Written task:
Quote every line of the material beneath this one.

Stored records:
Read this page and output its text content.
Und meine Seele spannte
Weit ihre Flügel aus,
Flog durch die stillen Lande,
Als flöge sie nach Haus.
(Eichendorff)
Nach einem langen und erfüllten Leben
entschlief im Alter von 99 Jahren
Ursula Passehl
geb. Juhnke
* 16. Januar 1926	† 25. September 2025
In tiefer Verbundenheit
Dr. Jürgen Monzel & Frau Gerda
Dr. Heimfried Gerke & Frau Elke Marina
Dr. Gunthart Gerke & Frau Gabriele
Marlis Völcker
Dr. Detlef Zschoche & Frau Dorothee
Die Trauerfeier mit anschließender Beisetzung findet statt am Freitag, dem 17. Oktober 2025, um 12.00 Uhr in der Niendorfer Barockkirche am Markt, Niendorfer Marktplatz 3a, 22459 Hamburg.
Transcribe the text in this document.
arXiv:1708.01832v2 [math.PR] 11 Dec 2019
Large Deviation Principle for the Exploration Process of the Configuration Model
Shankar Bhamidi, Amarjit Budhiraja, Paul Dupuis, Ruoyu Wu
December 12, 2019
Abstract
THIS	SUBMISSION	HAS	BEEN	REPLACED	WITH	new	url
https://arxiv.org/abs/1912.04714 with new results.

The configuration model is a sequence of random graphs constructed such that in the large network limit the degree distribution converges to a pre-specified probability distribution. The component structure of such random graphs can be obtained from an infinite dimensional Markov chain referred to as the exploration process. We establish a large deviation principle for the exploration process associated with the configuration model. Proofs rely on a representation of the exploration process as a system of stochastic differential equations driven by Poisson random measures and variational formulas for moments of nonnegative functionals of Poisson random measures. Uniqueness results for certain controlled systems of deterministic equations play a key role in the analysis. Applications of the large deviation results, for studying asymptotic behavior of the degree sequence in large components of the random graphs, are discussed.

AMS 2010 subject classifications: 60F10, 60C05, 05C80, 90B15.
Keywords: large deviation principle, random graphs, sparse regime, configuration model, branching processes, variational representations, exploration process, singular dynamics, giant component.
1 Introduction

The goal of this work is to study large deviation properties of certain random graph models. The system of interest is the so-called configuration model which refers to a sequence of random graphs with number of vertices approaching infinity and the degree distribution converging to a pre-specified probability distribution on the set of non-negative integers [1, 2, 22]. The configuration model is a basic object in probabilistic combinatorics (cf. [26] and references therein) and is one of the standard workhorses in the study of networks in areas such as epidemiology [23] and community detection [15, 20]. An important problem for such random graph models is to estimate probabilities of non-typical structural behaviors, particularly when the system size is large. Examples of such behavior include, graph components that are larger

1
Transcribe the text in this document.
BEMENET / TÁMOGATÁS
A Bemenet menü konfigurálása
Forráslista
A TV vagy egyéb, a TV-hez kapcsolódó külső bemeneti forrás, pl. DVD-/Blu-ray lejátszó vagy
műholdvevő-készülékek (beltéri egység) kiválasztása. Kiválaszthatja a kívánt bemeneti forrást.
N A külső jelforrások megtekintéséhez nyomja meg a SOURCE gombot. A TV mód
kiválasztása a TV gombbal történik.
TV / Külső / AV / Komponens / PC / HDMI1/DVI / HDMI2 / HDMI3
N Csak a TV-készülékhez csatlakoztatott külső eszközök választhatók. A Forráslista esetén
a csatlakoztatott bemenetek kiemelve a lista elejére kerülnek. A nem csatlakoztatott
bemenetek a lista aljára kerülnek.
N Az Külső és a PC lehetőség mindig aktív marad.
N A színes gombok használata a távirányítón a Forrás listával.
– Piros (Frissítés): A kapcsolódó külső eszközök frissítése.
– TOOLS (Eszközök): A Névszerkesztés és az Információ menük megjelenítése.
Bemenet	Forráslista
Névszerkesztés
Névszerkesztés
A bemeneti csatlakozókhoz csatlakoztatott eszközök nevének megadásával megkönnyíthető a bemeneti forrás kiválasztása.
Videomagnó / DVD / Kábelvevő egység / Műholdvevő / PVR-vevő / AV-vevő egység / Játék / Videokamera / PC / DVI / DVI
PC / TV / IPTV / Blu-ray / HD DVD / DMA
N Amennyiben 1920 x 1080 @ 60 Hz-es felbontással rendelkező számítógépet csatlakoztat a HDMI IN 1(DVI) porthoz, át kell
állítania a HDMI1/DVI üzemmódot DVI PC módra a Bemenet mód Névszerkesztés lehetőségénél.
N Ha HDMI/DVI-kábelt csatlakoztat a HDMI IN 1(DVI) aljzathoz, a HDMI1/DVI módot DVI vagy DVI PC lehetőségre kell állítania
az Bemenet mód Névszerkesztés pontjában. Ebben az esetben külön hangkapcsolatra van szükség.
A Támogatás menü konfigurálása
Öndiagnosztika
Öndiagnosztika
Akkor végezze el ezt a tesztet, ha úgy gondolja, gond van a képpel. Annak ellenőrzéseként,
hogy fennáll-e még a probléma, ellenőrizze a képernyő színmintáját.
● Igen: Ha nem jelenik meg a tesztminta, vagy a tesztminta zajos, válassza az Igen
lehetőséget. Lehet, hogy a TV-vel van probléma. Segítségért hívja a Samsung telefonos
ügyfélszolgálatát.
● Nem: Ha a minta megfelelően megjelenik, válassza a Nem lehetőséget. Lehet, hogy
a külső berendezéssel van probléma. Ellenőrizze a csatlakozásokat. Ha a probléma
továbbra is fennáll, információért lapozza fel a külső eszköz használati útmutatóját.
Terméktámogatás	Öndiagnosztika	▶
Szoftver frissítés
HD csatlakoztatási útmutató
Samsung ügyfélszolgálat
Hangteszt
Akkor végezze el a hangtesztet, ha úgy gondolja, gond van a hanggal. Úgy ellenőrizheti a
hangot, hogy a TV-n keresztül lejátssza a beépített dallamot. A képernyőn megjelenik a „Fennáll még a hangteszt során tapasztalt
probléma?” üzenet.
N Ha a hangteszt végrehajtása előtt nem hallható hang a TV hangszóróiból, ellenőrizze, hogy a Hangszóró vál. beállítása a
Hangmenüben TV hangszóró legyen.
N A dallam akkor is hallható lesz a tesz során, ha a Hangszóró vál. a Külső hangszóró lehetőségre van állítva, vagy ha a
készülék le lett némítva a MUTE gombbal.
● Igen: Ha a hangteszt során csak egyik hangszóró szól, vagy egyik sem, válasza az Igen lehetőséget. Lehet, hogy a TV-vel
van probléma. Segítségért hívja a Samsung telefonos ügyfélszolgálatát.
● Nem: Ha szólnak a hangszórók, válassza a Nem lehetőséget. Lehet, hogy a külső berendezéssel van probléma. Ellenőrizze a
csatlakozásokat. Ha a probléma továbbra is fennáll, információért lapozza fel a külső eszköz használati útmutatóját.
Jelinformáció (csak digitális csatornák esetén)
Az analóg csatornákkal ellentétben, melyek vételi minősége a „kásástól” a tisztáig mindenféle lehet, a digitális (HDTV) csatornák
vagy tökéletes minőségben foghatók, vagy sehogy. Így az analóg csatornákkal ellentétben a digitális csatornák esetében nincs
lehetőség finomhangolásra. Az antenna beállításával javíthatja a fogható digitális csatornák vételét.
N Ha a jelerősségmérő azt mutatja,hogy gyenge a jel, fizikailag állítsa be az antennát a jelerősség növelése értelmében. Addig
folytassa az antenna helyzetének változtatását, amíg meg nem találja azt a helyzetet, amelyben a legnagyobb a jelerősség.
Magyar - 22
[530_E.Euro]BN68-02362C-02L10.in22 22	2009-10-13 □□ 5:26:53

Answer to this problem:
Read this page and output its text content.
Und meine Seele spannte
Weit ihre Flügel aus,
Flog durch die stillen Lande,
Als flöge sie nach Haus.
(Eichendorff)
Nach einem langen und erfüllten Leben
entschlief im Alter von 99 Jahren
Ursula Passehl
geb. Juhnke
* 16. Januar 1926	† 25. September 2025
In tiefer Verbundenheit
Dr. Jürgen Monzel & Frau Gerda
Dr. Heimfried Gerke & Frau Elke Marina
Dr. Gunthart Gerke & Frau Gabriele
Marlis Völcker
Dr. Detlef Zschoche & Frau Dorothee
Die Trauerfeier mit anschließender Beisetzung findet statt am Freitag, dem 17. Oktober 2025, um 12.00 Uhr in der Niendorfer Barockkirche am Markt, Niendorfer Marktplatz 3a, 22459 Hamburg.
Transcribe the text in this document.
arXiv:1708.01832v2 [math.PR] 11 Dec 2019
Large Deviation Principle for the Exploration Process of the Configuration Model
Shankar Bhamidi, Amarjit Budhiraja, Paul Dupuis, Ruoyu Wu
December 12, 2019
Abstract
THIS	SUBMISSION	HAS	BEEN	REPLACED	WITH	new	url
https://arxiv.org/abs/1912.04714 with new results.

The configuration model is a sequence of random graphs constructed such that in the large network limit the degree distribution converges to a pre-specified probability distribution. The component structure of such random graphs can be obtained from an infinite dimensional Markov chain referred to as the exploration process. We establish a large deviation principle for the exploration process associated with the configuration model. Proofs rely on a representation of the exploration process as a system of stochastic differential equations driven by Poisson random measures and variational formulas for moments of nonnegative functionals of Poisson random measures. Uniqueness results for certain controlled systems of deterministic equations play a key role in the analysis. Applications of the large deviation results, for studying asymptotic behavior of the degree sequence in large components of the random graphs, are discussed.

AMS 2010 subject classifications: 60F10, 60C05, 05C80, 90B15.
Keywords: large deviation principle, random graphs, sparse regime, configuration model, branching processes, variational representations, exploration process, singular dynamics, giant component.
1 Introduction

The goal of this work is to study large deviation properties of certain random graph models. The system of interest is the so-called configuration model which refers to a sequence of random graphs with number of vertices approaching infinity and the degree distribution converging to a pre-specified probability distribution on the set of non-negative integers [1, 2, 22]. The configuration model is a basic object in probabilistic combinatorics (cf. [26] and references therein) and is one of the standard workhorses in the study of networks in areas such as epidemiology [23] and community detection [15, 20]. An important problem for such random graph models is to estimate probabilities of non-typical structural behaviors, particularly when the system size is large. Examples of such behavior include, graph components that are larger

1
Transcribe the text in this document.
BEMENET / TÁMOGATÁS
A Bemenet menü konfigurálása
Forráslista
A TV vagy egyéb, a TV-hez kapcsolódó külső bemeneti forrás, pl. DVD-/Blu-ray lejátszó vagy
műholdvevő-készülékek (beltéri egység) kiválasztása. Kiválaszthatja a kívánt bemeneti forrást.
N A külső jelforrások megtekintéséhez nyomja meg a SOURCE gombot. A TV mód
kiválasztása a TV gombbal történik.
TV / Külső / AV / Komponens / PC / HDMI1/DVI / HDMI2 / HDMI3
N Csak a TV-készülékhez csatlakoztatott külső eszközök választhatók. A Forráslista esetén
a csatlakoztatott bemenetek kiemelve a lista elejére kerülnek. A nem csatlakoztatott
bemenetek a lista aljára kerülnek.
N Az Külső és a PC lehetőség mindig aktív marad.
N A színes gombok használata a távirányítón a Forrás listával.
– Piros (Frissítés): A kapcsolódó külső eszközök frissítése.
– TOOLS (Eszközök): A Névszerkesztés és az Információ menük megjelenítése.
Bemenet	Forráslista
Névszerkesztés
Névszerkesztés
A bemeneti csatlakozókhoz csatlakoztatott eszközök nevének megadásával megkönnyíthető a bemeneti forrás kiválasztása.
Videomagnó / DVD / Kábelvevő egység / Műholdvevő / PVR-vevő / AV-vevő egység / Játék / Videokamera / PC / DVI / DVI
PC / TV / IPTV / Blu-ray / HD DVD / DMA
N Amennyiben 1920 x 1080 @ 60 Hz-es felbontással rendelkező számítógépet csatlakoztat a HDMI IN 1(DVI) porthoz, át kell
állítania a HDMI1/DVI üzemmódot DVI PC módra a Bemenet mód Névszerkesztés lehetőségénél.
N Ha HDMI/DVI-kábelt csatlakoztat a HDMI IN 1(DVI) aljzathoz, a HDMI1/DVI módot DVI vagy DVI PC lehetőségre kell állítania
az Bemenet mód Névszerkesztés pontjában. Ebben az esetben külön hangkapcsolatra van szükség.
A Támogatás menü konfigurálása
Öndiagnosztika
Öndiagnosztika
Akkor végezze el ezt a tesztet, ha úgy gondolja, gond van a képpel. Annak ellenőrzéseként,
hogy fennáll-e még a probléma, ellenőrizze a képernyő színmintáját.
● Igen: Ha nem jelenik meg a tesztminta, vagy a tesztminta zajos, válassza az Igen
lehetőséget. Lehet, hogy a TV-vel van probléma. Segítségért hívja a Samsung telefonos
ügyfélszolgálatát.
● Nem: Ha a minta megfelelően megjelenik, válassza a Nem lehetőséget. Lehet, hogy
a külső berendezéssel van probléma. Ellenőrizze a csatlakozásokat. Ha a probléma
továbbra is fennáll, információért lapozza fel a külső eszköz használati útmutatóját.
Terméktámogatás	Öndiagnosztika	▶
Szoftver frissítés
HD csatlakoztatási útmutató
Samsung ügyfélszolgálat
Hangteszt
Akkor végezze el a hangtesztet, ha úgy gondolja, gond van a hanggal. Úgy ellenőrizheti a
hangot, hogy a TV-n keresztül lejátssza a beépített dallamot. A képernyőn megjelenik a „Fennáll még a hangteszt során tapasztalt
probléma?” üzenet.
N Ha a hangteszt végrehajtása előtt nem hallható hang a TV hangszóróiból, ellenőrizze, hogy a Hangszóró vál. beállítása a
Hangmenüben TV hangszóró legyen.
N A dallam akkor is hallható lesz a tesz során, ha a Hangszóró vál. a Külső hangszóró lehetőségre van állítva, vagy ha a
készülék le lett némítva a MUTE gombbal.
● Igen: Ha a hangteszt során csak egyik hangszóró szól, vagy egyik sem, válasza az Igen lehetőséget. Lehet, hogy a TV-vel
van probléma. Segítségért hívja a Samsung telefonos ügyfélszolgálatát.
● Nem: Ha szólnak a hangszórók, válassza a Nem lehetőséget. Lehet, hogy a külső berendezéssel van probléma. Ellenőrizze a
csatlakozásokat. Ha a probléma továbbra is fennáll, információért lapozza fel a külső eszköz használati útmutatóját.
Jelinformáció (csak digitális csatornák esetén)
Az analóg csatornákkal ellentétben, melyek vételi minősége a „kásástól” a tisztáig mindenféle lehet, a digitális (HDTV) csatornák
vagy tökéletes minőségben foghatók, vagy sehogy. Így az analóg csatornákkal ellentétben a digitális csatornák esetében nincs
lehetőség finomhangolásra. Az antenna beállításával javíthatja a fogható digitális csatornák vételét.
N Ha a jelerősségmérő azt mutatja,hogy gyenge a jel, fizikailag állítsa be az antennát a jelerősség növelése értelmében. Addig
folytassa az antenna helyzetének változtatását, amíg meg nem találja azt a helyzetet, amelyben a legnagyobb a jelerősség.
Magyar - 22
[530_E.Euro]BN68-02362C-02L10.in22 22	2009-10-13 □□ 5:26:53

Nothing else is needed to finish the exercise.